**REQUIREMENTS**. Extract each line from the entries below that has the string "woman" in it.

Start

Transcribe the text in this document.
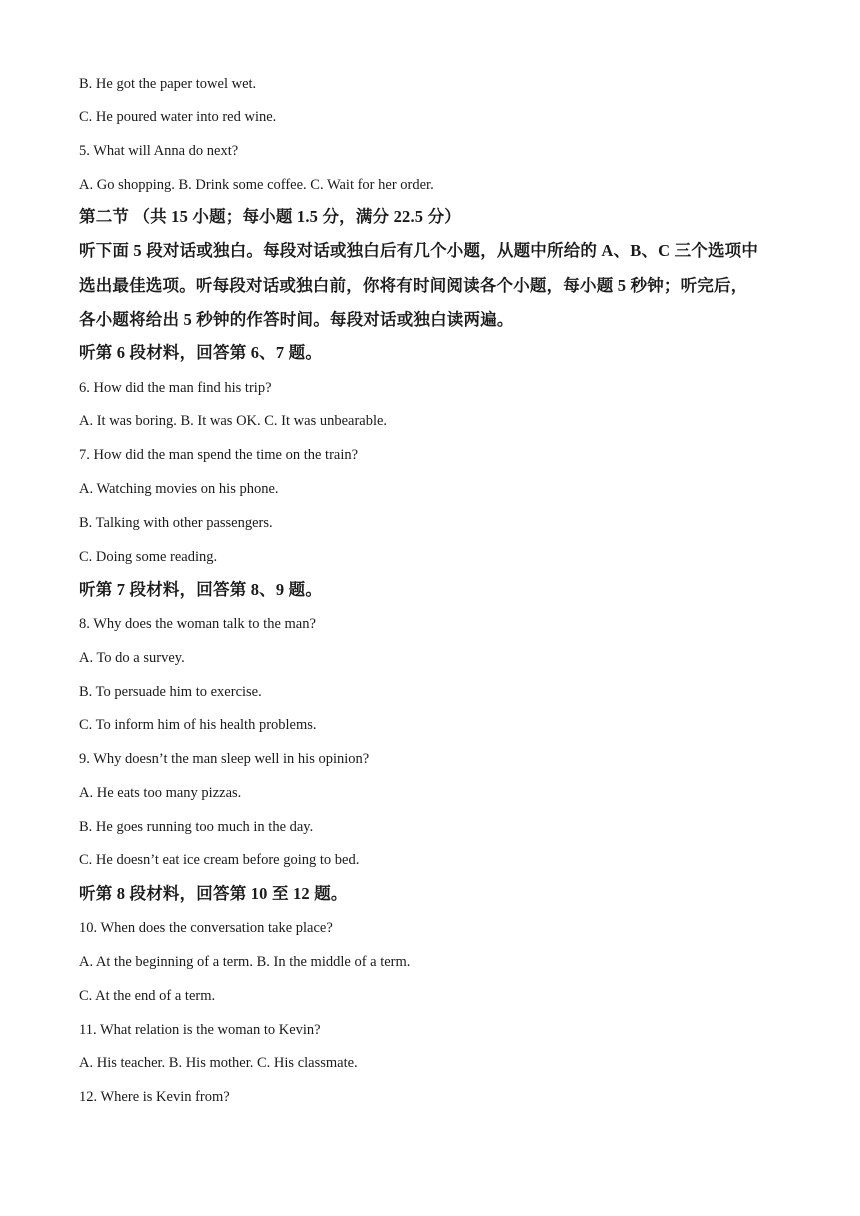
B. He got the paper towel wet.
C. He poured water into red wine.
5. What will Anna do next?
A. Go shopping. B. Drink some coffee. C. Wait for her order.
第二节 （共 15 小题；每小题 1.5 分，满分 22.5 分）
听下面 5 段对话或独白。每段对话或独白后有几个小题，从题中所给的 A、B、C 三个选项中
选出最佳选项。听每段对话或独白前，你将有时间阅读各个小题，每小题 5 秒钟；听完后，
各小题将给出 5 秒钟的作答时间。每段对话或独白读两遍。
听第 6 段材料，回答第 6、7 题。
6. How did the man find his trip?
A. It was boring. B. It was OK. C. It was unbearable.
7. How did the man spend the time on the train?
A. Watching movies on his phone.
B. Talking with other passengers.
C. Doing some reading.
听第 7 段材料，回答第 8、9 题。
8. Why does the woman talk to the man?
A. To do a survey.
B. To persuade him to exercise.
C. To inform him of his health problems.
9. Why doesn’t the man sleep well in his opinion?
A. He eats too many pizzas.
B. He goes running too much in the day.
C. He doesn’t eat ice cream before going to bed.
听第 8 段材料，回答第 10 至 12 题。
10. When does the conversation take place?
A. At the beginning of a term. B. In the middle of a term.
C. At the end of a term.
11. What relation is the woman to Kevin?
A. His teacher. B. His mother. C. His classmate.
12. Where is Kevin from?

End

**WRITTEN SOLUTION**.
8. Why does the woman talk to the man?
11. What relation is the woman to Kevin?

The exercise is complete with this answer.